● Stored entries
※ ※ ※
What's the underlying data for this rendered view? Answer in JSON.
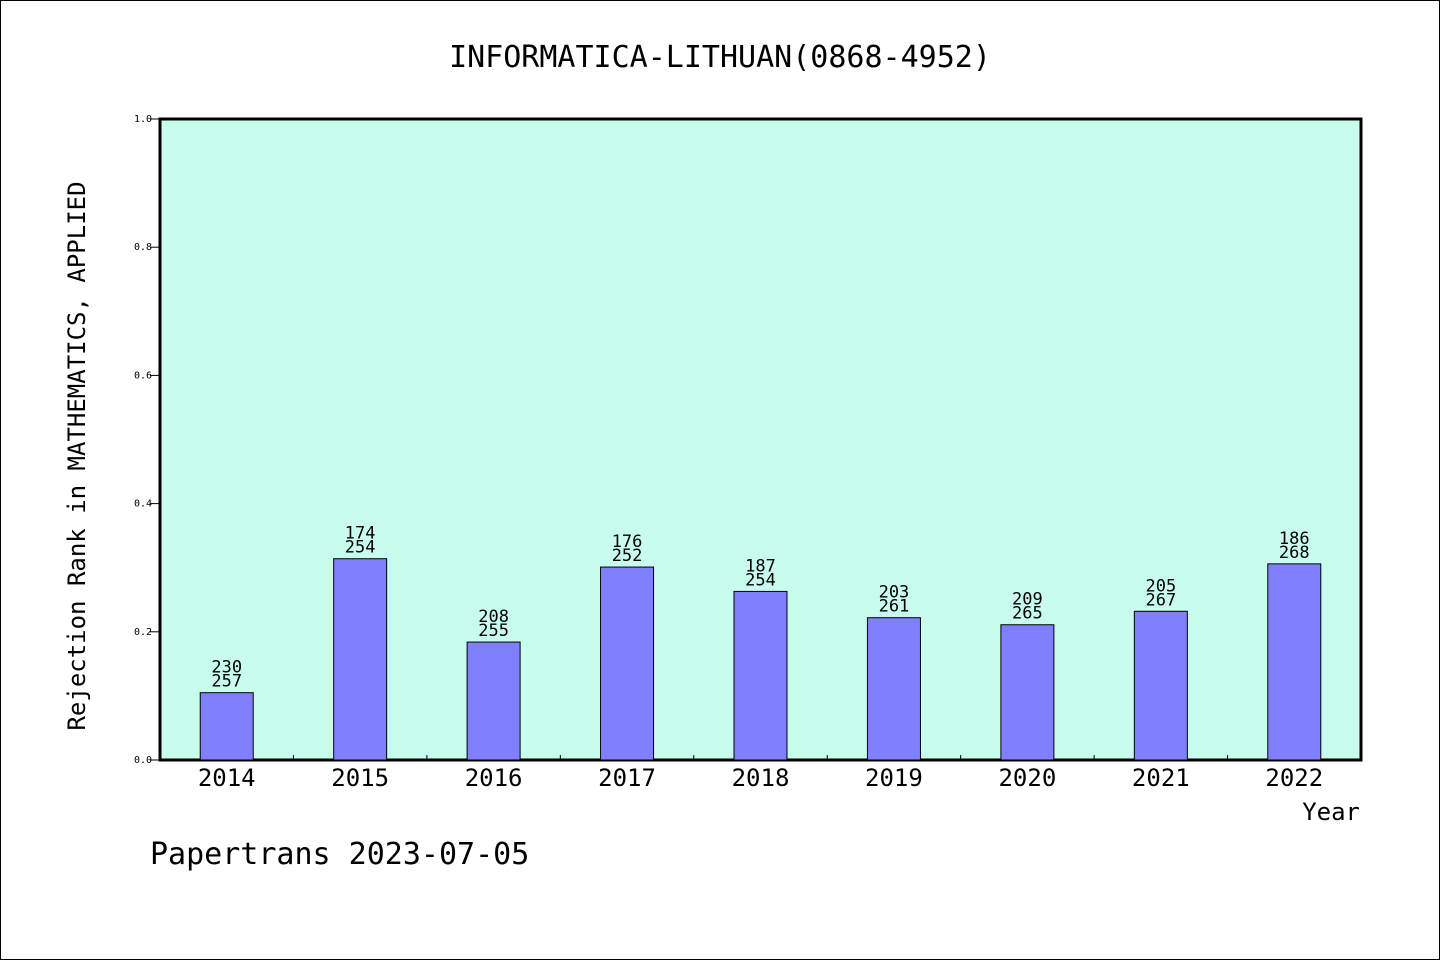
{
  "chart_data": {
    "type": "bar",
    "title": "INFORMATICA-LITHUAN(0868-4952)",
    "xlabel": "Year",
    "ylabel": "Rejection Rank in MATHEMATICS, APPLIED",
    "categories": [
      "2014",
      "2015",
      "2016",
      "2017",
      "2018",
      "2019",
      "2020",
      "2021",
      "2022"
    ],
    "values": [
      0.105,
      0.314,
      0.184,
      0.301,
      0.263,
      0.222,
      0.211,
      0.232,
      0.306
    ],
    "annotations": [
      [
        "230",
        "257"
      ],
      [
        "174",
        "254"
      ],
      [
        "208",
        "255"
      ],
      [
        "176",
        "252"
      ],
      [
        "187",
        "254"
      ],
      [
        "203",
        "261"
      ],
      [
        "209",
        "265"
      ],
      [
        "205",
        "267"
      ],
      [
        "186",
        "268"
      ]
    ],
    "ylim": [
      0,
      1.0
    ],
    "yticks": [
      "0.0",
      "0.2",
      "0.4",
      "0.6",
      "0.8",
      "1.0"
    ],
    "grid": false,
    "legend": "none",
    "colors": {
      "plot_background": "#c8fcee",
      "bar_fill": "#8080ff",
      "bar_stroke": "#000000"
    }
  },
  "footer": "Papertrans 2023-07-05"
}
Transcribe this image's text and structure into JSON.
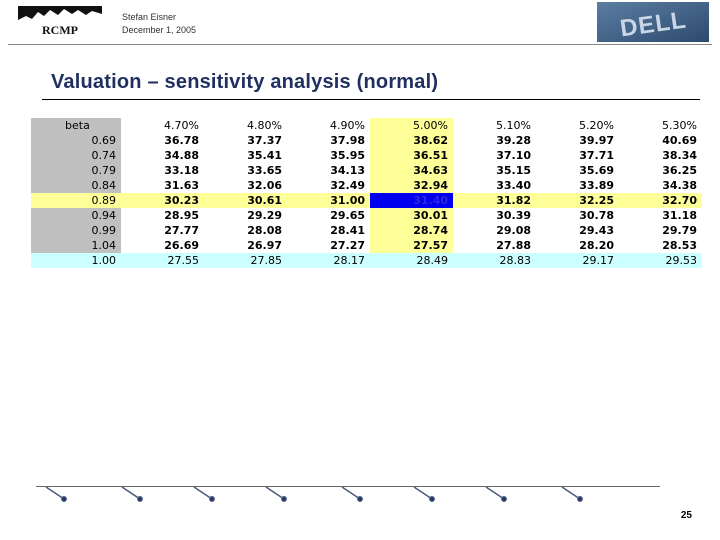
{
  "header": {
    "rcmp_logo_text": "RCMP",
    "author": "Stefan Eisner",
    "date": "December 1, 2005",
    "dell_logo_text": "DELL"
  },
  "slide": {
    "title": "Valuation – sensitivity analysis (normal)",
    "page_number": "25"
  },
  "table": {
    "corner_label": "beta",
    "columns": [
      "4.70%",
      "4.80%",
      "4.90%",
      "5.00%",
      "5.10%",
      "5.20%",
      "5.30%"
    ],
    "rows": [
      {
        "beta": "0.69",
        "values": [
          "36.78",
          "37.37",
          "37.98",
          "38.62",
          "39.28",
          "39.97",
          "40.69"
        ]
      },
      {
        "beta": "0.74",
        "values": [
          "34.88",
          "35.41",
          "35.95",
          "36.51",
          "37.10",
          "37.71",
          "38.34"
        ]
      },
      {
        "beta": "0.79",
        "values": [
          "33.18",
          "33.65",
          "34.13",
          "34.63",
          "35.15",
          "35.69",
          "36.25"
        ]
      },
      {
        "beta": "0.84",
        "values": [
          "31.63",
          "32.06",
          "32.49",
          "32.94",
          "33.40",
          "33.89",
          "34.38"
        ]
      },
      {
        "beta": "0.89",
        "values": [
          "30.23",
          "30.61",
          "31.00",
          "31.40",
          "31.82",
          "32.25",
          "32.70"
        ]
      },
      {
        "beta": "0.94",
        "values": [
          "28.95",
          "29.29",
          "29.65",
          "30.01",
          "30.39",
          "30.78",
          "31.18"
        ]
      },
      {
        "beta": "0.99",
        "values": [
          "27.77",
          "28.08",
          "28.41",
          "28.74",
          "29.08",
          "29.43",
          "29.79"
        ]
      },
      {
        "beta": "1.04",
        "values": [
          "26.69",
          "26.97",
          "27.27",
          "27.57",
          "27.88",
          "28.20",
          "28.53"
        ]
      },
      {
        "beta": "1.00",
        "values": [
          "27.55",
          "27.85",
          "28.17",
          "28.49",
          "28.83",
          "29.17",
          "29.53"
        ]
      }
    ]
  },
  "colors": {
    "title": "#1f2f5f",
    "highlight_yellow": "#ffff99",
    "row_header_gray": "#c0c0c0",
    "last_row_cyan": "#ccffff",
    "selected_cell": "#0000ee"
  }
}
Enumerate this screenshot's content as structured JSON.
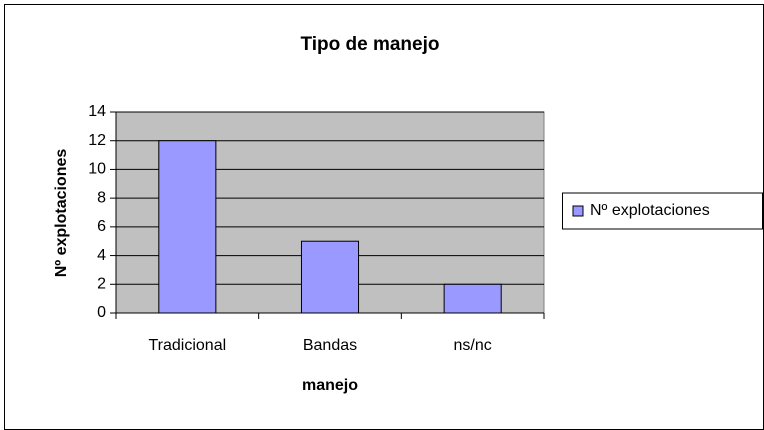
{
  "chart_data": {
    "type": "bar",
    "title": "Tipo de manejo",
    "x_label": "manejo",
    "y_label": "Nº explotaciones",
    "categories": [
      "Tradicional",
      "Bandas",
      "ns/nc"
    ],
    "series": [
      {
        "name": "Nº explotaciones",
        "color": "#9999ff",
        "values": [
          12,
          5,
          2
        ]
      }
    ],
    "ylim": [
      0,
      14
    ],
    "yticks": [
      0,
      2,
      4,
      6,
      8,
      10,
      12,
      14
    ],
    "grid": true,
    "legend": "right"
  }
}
※ ※ ※
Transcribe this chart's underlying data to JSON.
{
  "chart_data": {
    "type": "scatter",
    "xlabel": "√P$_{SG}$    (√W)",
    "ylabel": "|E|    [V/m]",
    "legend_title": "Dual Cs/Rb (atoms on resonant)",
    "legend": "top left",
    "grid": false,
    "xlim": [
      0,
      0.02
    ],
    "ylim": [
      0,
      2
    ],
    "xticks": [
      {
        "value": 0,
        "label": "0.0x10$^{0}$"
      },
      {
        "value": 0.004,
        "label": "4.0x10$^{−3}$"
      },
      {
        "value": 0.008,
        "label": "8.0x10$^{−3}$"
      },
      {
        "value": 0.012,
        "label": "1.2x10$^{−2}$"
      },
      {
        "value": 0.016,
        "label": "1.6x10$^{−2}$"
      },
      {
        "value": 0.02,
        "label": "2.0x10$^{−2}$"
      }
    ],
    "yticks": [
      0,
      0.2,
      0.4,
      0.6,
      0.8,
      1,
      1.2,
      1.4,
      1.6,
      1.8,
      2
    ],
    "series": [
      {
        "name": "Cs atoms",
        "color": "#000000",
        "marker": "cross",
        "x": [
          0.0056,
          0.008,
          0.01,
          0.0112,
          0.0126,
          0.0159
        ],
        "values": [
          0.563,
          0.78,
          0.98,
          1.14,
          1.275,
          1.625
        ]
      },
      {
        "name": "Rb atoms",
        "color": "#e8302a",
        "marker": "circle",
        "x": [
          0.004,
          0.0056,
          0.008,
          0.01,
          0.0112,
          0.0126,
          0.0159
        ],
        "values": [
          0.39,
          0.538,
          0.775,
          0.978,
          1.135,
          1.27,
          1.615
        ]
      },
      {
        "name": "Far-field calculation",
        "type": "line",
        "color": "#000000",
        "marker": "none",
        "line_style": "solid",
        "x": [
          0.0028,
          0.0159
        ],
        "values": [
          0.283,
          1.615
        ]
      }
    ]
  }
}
※ ※ ※
● Your objective
Which lines hold the word "Transcribe"? Copy all of them.

● Output for this task
Transcribe this image's text and structure into JSON.
Transcribe this chart's underlying data to JSON.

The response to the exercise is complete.